# [Data for this task]
-- -- --

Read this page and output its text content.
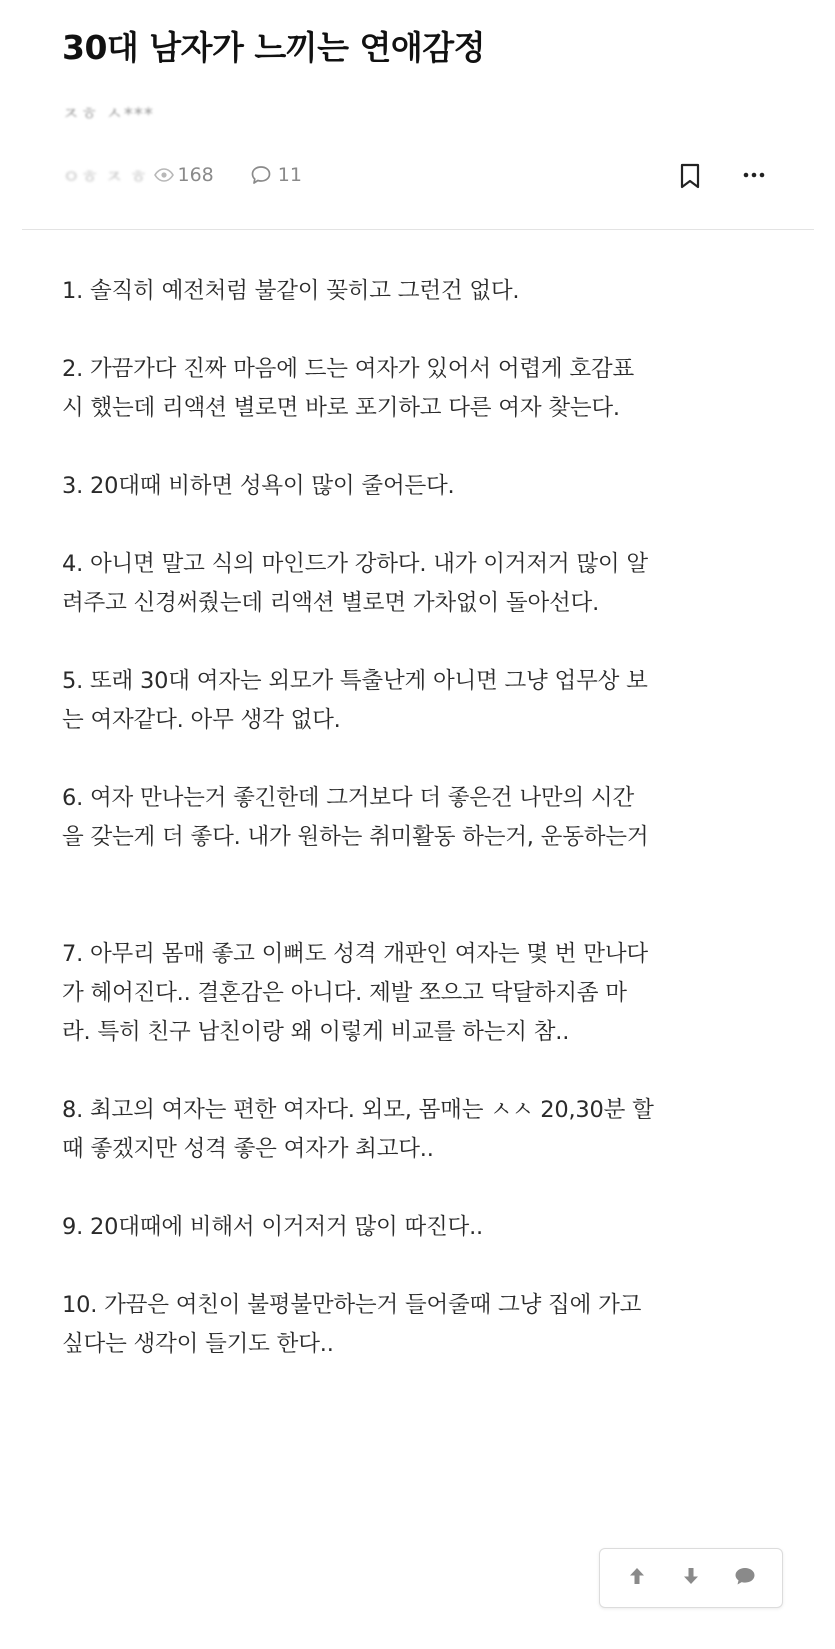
30대 남자가 느끼는 연애감정
ㅈㅎ ㅅ***
ㅇㅎ ㅈ ㅎ 168	11

1. 솔직히 예전처럼 불같이 꽂히고 그런건 없다.

2. 가끔가다 진짜 마음에 드는 여자가 있어서 어렵게 호감표

시 했는데 리액션 별로면 바로 포기하고 다른 여자 찾는다.

3. 20대때 비하면 성욕이 많이 줄어든다.

4. 아니면 말고 식의 마인드가 강하다. 내가 이거저거 많이 알

려주고 신경써줬는데 리액션 별로면 가차없이 돌아선다.

5. 또래 30대 여자는 외모가 특출난게 아니면 그냥 업무상 보

는 여자같다. 아무 생각 없다.

6. 여자 만나는거 좋긴한데 그거보다 더 좋은건 나만의 시간

을 갖는게 더 좋다. 내가 원하는 취미활동 하는거, 운동하는거

7. 아무리 몸매 좋고 이뻐도 성격 개판인 여자는 몇 번 만나다

가 헤어진다.. 결혼감은 아니다. 제발 쪼으고 닥달하지좀 마

라. 특히 친구 남친이랑 왜 이렇게 비교를 하는지 참..

8. 최고의 여자는 편한 여자다. 외모, 몸매는 ㅅㅅ 20,30분 할

때 좋겠지만 성격 좋은 여자가 최고다..

9. 20대때에 비해서 이거저거 많이 따진다..

10. 가끔은 여친이 불평불만하는거 들어줄때 그냥 집에 가고

싶다는 생각이 들기도 한다..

-- -- --

# [Exercise task]
What is the number of lines that contain "이거저거"? Reply with that number alone.

# [Task answer]
2